What follows is a set of records; repeat all of them exactly.

***** The data *****

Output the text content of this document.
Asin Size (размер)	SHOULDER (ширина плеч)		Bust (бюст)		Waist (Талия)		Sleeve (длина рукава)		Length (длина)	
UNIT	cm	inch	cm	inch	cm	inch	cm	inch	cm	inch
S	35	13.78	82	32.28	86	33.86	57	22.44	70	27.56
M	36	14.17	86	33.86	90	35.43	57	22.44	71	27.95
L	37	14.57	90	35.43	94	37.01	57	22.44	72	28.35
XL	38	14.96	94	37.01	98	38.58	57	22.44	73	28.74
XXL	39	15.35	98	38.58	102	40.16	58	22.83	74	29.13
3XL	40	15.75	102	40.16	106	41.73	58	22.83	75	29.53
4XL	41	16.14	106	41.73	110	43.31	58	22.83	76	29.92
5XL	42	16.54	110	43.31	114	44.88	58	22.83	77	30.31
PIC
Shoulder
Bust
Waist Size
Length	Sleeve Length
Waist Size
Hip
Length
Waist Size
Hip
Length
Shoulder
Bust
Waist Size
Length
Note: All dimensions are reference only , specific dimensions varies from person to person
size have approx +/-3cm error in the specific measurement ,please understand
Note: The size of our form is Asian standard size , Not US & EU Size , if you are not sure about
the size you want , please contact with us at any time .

*****

**Solution for this problem:**
Output the text content of this document.
Asin Size (размер)	SHOULDER (ширина плеч)		Bust (бюст)		Waist (Талия)		Sleeve (длина рукава)		Length (длина)	
UNIT	cm	inch	cm	inch	cm	inch	cm	inch	cm	inch
S	35	13.78	82	32.28	86	33.86	57	22.44	70	27.56
M	36	14.17	86	33.86	90	35.43	57	22.44	71	27.95
L	37	14.57	90	35.43	94	37.01	57	22.44	72	28.35
XL	38	14.96	94	37.01	98	38.58	57	22.44	73	28.74
XXL	39	15.35	98	38.58	102	40.16	58	22.83	74	29.13
3XL	40	15.75	102	40.16	106	41.73	58	22.83	75	29.53
4XL	41	16.14	106	41.73	110	43.31	58	22.83	76	29.92
5XL	42	16.54	110	43.31	114	44.88	58	22.83	77	30.31
PIC
Shoulder
Bust
Waist Size
Length	Sleeve Length
Waist Size
Hip
Length
Waist Size
Hip
Length
Shoulder
Bust
Waist Size
Length
Note: All dimensions are reference only , specific dimensions varies from person to person
size have approx +/-3cm error in the specific measurement ,please understand
Note: The size of our form is Asian standard size , Not US & EU Size , if you are not sure about
the size you want , please contact with us at any time .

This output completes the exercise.